WHAT YOU NEED TO DO: Leave out the images; return the rest of the data exactly.

Extracted data entries:
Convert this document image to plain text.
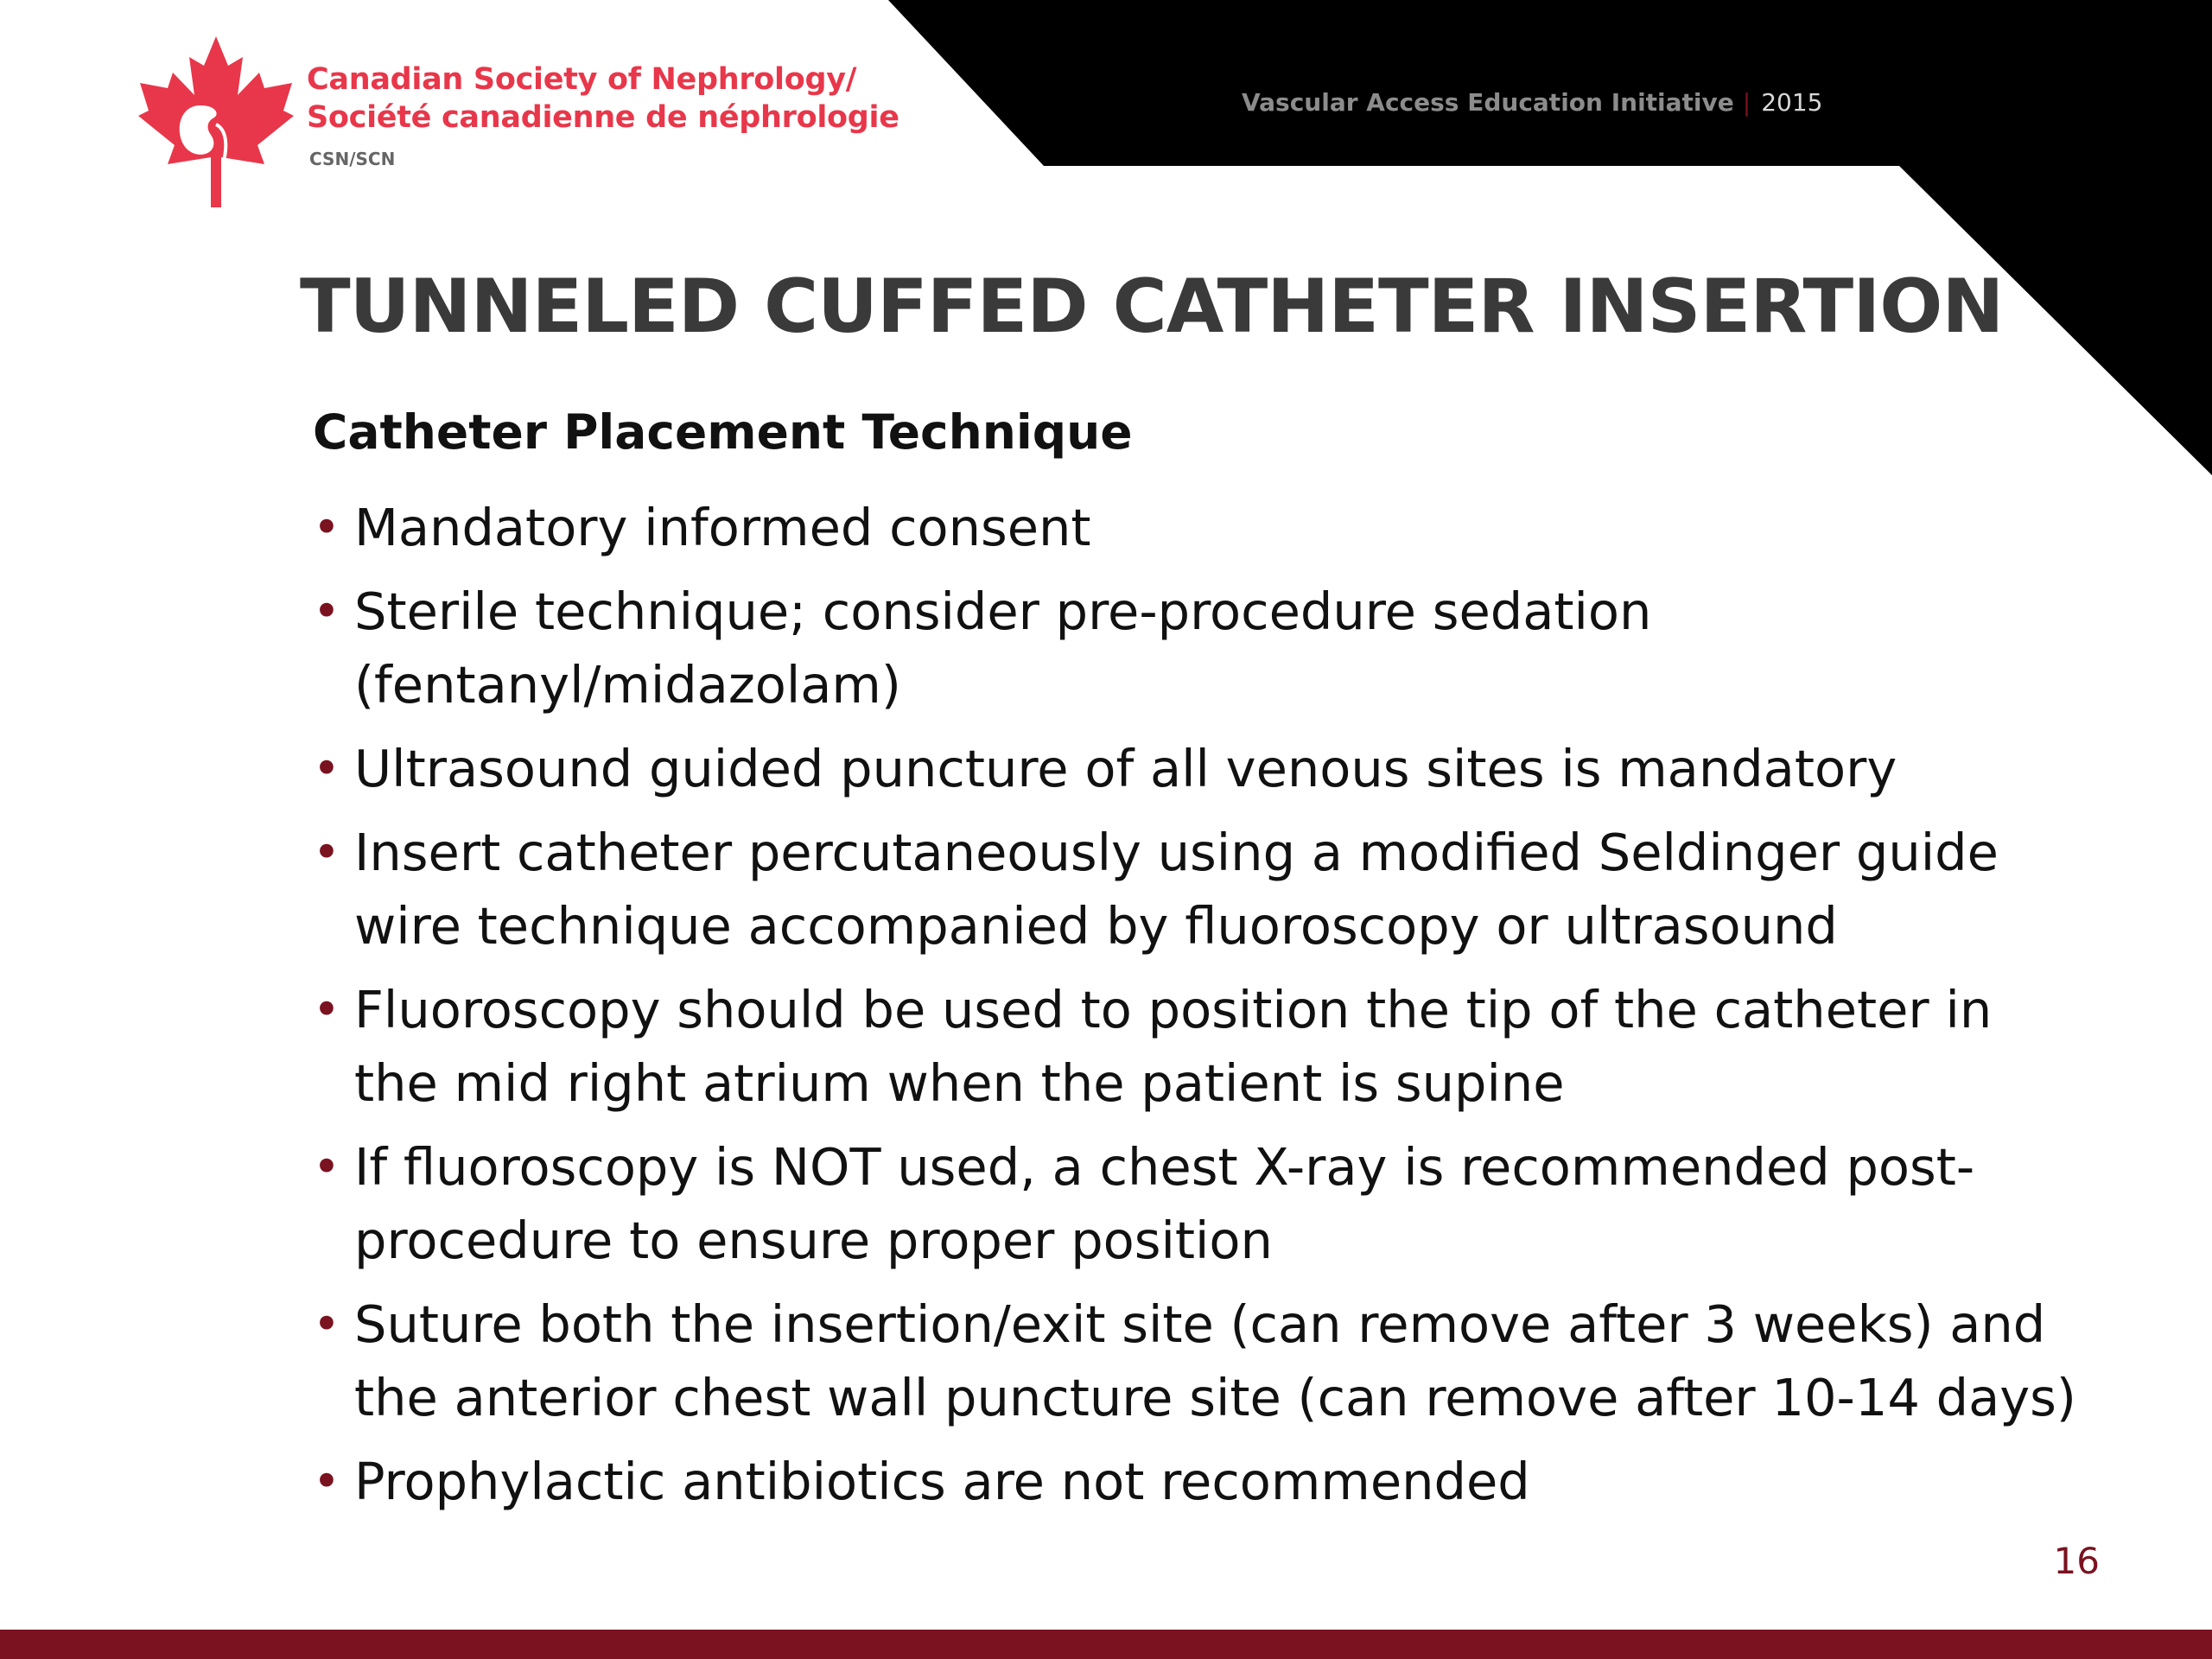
Canadian Society of Nephrology/
Société canadienne de néphrologie
CSN/SCN
Vascular Access Education Initiative | 2015
TUNNELED CUFFED CATHETER INSERTION
Catheter Placement Technique
• Mandatory informed consent
• Sterile technique; consider pre-procedure sedation (fentanyl/midazolam)
• Ultrasound guided puncture of all venous sites is mandatory
• Insert catheter percutaneously using a modified Seldinger guide wire technique accompanied by fluoroscopy or ultrasound
• Fluoroscopy should be used to position the tip of the catheter in the mid right atrium when the patient is supine
• If fluoroscopy is NOT used, a chest X-ray is recommended post-procedure to ensure proper position
• Suture both the insertion/exit site (can remove after 3 weeks) and the anterior chest wall puncture site (can remove after 10-14 days)
• Prophylactic antibiotics are not recommended
16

OUTPUT OF THE EXERCISE:
Convert this document image to plain text.
Canadian Society of Nephrology/
Société canadienne de néphrologie
CSN/SCN
Vascular Access Education Initiative | 2015
TUNNELED CUFFED CATHETER INSERTION
Catheter Placement Technique
• Mandatory informed consent
• Sterile technique; consider pre-procedure sedation (fentanyl/midazolam)
• Ultrasound guided puncture of all venous sites is mandatory
• Insert catheter percutaneously using a modified Seldinger guide wire technique accompanied by fluoroscopy or ultrasound
• Fluoroscopy should be used to position the tip of the catheter in the mid right atrium when the patient is supine
• If fluoroscopy is NOT used, a chest X-ray is recommended post-procedure to ensure proper position
• Suture both the insertion/exit site (can remove after 3 weeks) and the anterior chest wall puncture site (can remove after 10-14 days)
• Prophylactic antibiotics are not recommended
16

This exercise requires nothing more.